[Dataset excerpt]
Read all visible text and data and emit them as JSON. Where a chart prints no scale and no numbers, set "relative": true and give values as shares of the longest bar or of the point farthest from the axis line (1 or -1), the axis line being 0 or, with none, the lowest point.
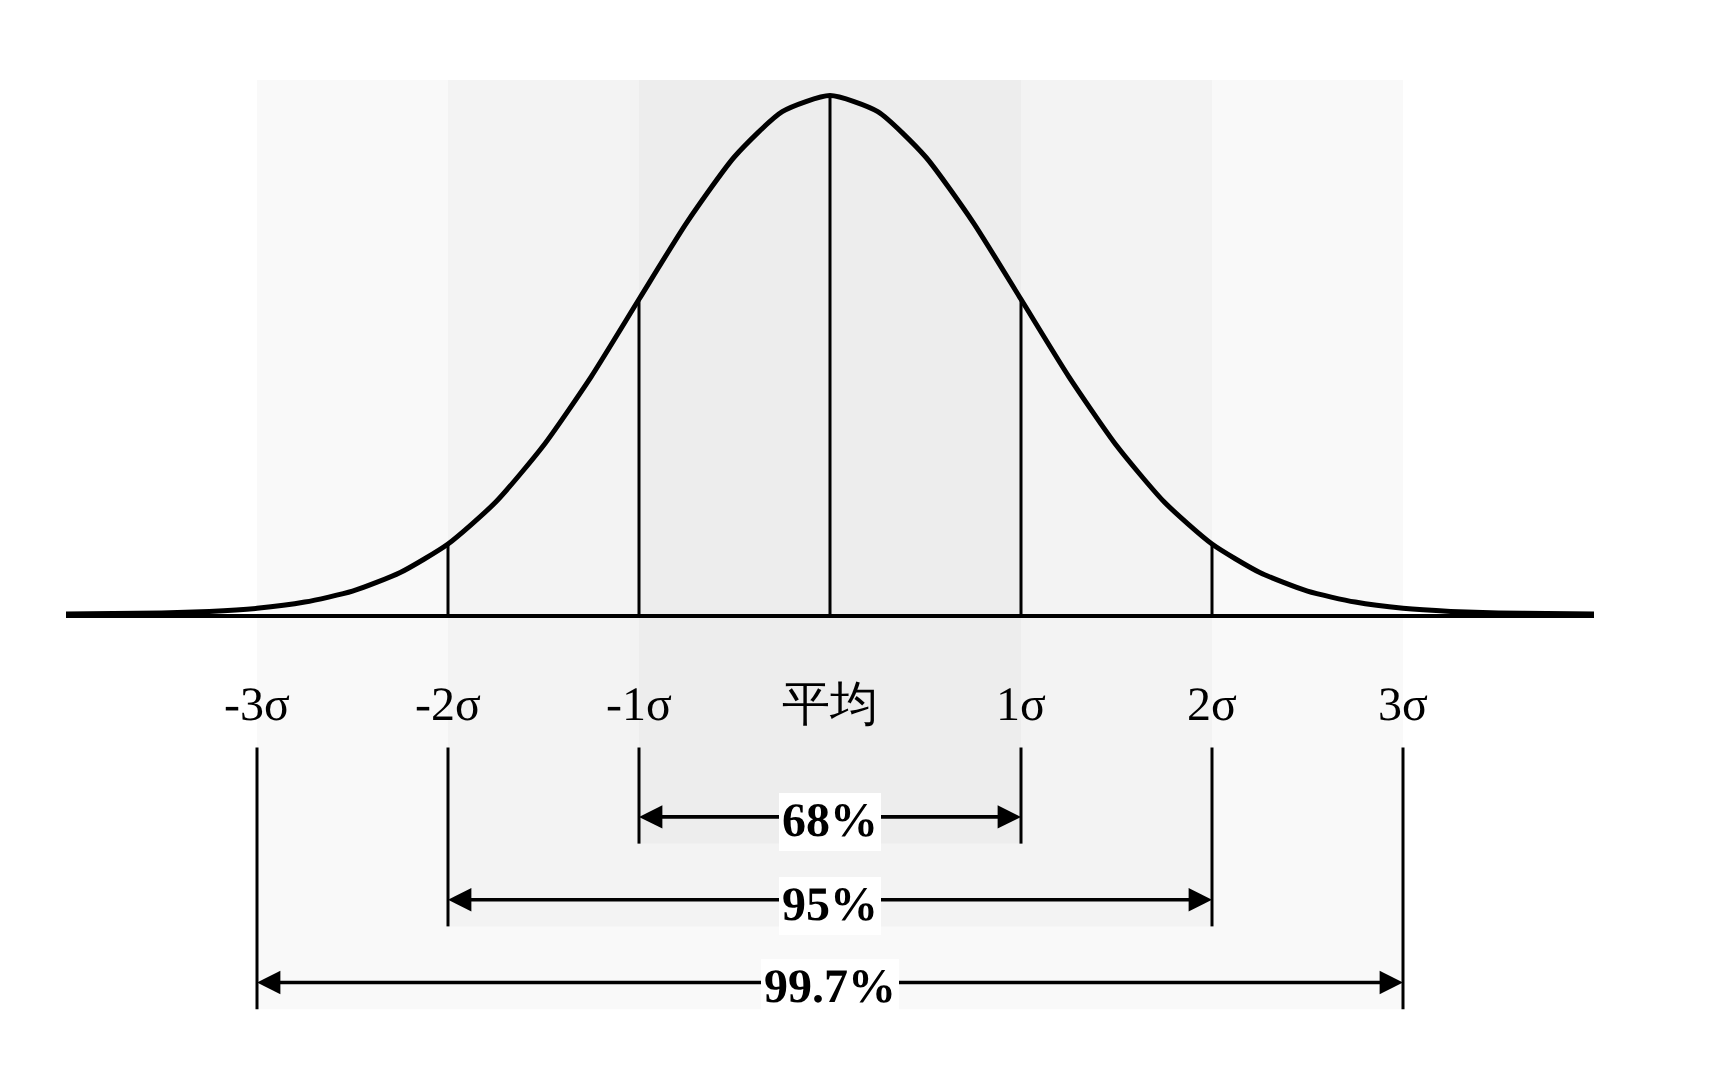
{
  "chart_data": {
    "type": "line",
    "relative": true,
    "grid": false,
    "marker": "none",
    "line_style": "solid",
    "x": [
      -4,
      -3.75,
      -3.5,
      -3.25,
      -3,
      -2.75,
      -2.5,
      -2.25,
      -2,
      -1.75,
      -1.5,
      -1.25,
      -1,
      -0.75,
      -0.5,
      -0.25,
      0,
      0.25,
      0.5,
      0.75,
      1,
      1.25,
      1.5,
      1.75,
      2,
      2.25,
      2.5,
      2.75,
      3,
      3.25,
      3.5,
      3.75,
      4
    ],
    "series": [
      {
        "color": "#000000",
        "values": [
          0,
          0.001,
          0.002,
          0.005,
          0.011,
          0.023,
          0.044,
          0.08,
          0.135,
          0.216,
          0.325,
          0.458,
          0.607,
          0.755,
          0.882,
          0.969,
          1,
          0.969,
          0.882,
          0.755,
          0.607,
          0.458,
          0.325,
          0.216,
          0.135,
          0.08,
          0.044,
          0.023,
          0.011,
          0.005,
          0.002,
          0.001,
          0
        ]
      }
    ],
    "xlim": [
      -4,
      4
    ],
    "xticks": [
      {
        "value": -3,
        "label": "-3σ"
      },
      {
        "value": -2,
        "label": "-2σ"
      },
      {
        "value": -1,
        "label": "-1σ"
      },
      {
        "value": 0,
        "label": "平均"
      },
      {
        "value": 1,
        "label": "1σ"
      },
      {
        "value": 2,
        "label": "2σ"
      },
      {
        "value": 3,
        "label": "3σ"
      }
    ],
    "ref_lines": [
      {
        "axis": "x",
        "value": -2,
        "color": "#000000"
      },
      {
        "axis": "x",
        "value": -1,
        "color": "#000000"
      },
      {
        "axis": "x",
        "value": 0,
        "color": "#000000"
      },
      {
        "axis": "x",
        "value": 1,
        "color": "#000000"
      },
      {
        "axis": "x",
        "value": 2,
        "color": "#000000"
      }
    ],
    "bands": [
      {
        "axis": "x",
        "from": -1,
        "to": 1,
        "label": "68%"
      },
      {
        "axis": "x",
        "from": -2,
        "to": 2,
        "label": "95%"
      },
      {
        "axis": "x",
        "from": -3,
        "to": 3,
        "label": "99.7%"
      }
    ]
  }
}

### Work to be completed:
Retype everything in the material word for word, minus pictures.

### Solution:
Read all visible text and data and emit them as JSON. Where a chart prints no scale and no numbers, set "relative": true and give values as shares of the longest bar or of the point farthest from the axis line (1 or -1), the axis line being 0 or, with none, the lowest point.
{
  "chart_data": {
    "type": "line",
    "relative": true,
    "grid": false,
    "marker": "none",
    "line_style": "solid",
    "x": [
      -4,
      -3.75,
      -3.5,
      -3.25,
      -3,
      -2.75,
      -2.5,
      -2.25,
      -2,
      -1.75,
      -1.5,
      -1.25,
      -1,
      -0.75,
      -0.5,
      -0.25,
      0,
      0.25,
      0.5,
      0.75,
      1,
      1.25,
      1.5,
      1.75,
      2,
      2.25,
      2.5,
      2.75,
      3,
      3.25,
      3.5,
      3.75,
      4
    ],
    "series": [
      {
        "color": "#000000",
        "values": [
          0,
          0.001,
          0.002,
          0.005,
          0.011,
          0.023,
          0.044,
          0.08,
          0.135,
          0.216,
          0.325,
          0.458,
          0.607,
          0.755,
          0.882,
          0.969,
          1,
          0.969,
          0.882,
          0.755,
          0.607,
          0.458,
          0.325,
          0.216,
          0.135,
          0.08,
          0.044,
          0.023,
          0.011,
          0.005,
          0.002,
          0.001,
          0
        ]
      }
    ],
    "xlim": [
      -4,
      4
    ],
    "xticks": [
      {
        "value": -3,
        "label": "-3σ"
      },
      {
        "value": -2,
        "label": "-2σ"
      },
      {
        "value": -1,
        "label": "-1σ"
      },
      {
        "value": 0,
        "label": "平均"
      },
      {
        "value": 1,
        "label": "1σ"
      },
      {
        "value": 2,
        "label": "2σ"
      },
      {
        "value": 3,
        "label": "3σ"
      }
    ],
    "ref_lines": [
      {
        "axis": "x",
        "value": -2,
        "color": "#000000"
      },
      {
        "axis": "x",
        "value": -1,
        "color": "#000000"
      },
      {
        "axis": "x",
        "value": 0,
        "color": "#000000"
      },
      {
        "axis": "x",
        "value": 1,
        "color": "#000000"
      },
      {
        "axis": "x",
        "value": 2,
        "color": "#000000"
      }
    ],
    "bands": [
      {
        "axis": "x",
        "from": -1,
        "to": 1,
        "label": "68%"
      },
      {
        "axis": "x",
        "from": -2,
        "to": 2,
        "label": "95%"
      },
      {
        "axis": "x",
        "from": -3,
        "to": 3,
        "label": "99.7%"
      }
    ]
  }
}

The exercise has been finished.